JOB ::
Below are the records; copy each line in them that holds the word "中国古代礼俗辞典".

DATASET ROWS ::
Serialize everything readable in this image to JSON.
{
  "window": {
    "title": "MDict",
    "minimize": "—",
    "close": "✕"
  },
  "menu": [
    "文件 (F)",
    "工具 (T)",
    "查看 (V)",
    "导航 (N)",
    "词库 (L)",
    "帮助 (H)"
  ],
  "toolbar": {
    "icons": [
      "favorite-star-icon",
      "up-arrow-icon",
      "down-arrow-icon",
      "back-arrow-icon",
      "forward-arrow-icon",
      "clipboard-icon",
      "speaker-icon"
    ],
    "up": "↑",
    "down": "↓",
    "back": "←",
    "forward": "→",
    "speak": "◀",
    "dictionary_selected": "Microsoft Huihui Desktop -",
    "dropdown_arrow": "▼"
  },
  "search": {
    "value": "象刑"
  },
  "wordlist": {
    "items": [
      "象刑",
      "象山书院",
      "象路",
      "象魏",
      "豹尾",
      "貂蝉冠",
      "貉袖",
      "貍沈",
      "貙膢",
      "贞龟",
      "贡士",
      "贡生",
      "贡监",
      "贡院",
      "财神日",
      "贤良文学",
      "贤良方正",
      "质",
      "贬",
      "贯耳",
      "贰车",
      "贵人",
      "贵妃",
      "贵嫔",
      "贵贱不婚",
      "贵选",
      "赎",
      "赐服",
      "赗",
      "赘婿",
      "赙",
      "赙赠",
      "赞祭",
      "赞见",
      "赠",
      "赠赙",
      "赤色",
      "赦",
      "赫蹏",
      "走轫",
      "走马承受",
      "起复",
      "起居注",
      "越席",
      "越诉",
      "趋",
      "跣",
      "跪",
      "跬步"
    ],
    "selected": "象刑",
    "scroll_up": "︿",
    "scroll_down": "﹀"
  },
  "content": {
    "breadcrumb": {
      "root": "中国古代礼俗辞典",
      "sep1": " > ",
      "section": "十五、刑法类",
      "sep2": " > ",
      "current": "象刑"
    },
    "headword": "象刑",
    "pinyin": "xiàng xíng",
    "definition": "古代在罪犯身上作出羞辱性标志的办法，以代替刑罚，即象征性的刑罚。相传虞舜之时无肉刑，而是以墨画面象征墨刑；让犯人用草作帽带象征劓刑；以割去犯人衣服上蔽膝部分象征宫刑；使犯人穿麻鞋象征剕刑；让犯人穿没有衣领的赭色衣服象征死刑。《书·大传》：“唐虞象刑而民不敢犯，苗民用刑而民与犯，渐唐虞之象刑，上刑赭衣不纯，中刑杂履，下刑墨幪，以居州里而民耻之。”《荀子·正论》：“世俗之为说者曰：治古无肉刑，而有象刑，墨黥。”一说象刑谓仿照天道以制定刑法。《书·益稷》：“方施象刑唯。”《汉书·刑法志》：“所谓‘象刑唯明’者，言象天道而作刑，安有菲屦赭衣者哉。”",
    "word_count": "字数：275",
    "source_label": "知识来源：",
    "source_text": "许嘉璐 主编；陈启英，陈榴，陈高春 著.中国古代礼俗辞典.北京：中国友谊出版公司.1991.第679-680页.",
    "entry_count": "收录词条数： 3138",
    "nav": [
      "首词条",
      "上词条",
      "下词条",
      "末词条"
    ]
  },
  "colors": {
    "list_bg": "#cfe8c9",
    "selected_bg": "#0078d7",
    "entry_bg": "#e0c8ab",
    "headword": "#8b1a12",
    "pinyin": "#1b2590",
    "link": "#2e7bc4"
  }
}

SOLVED EXERCISE ::
      "root": "中国古代礼俗辞典",
    "source_text": "许嘉璐 主编；陈启英，陈榴，陈高春 著.中国古代礼俗辞典.北京：中国友谊出版公司.1991.第679-680页.",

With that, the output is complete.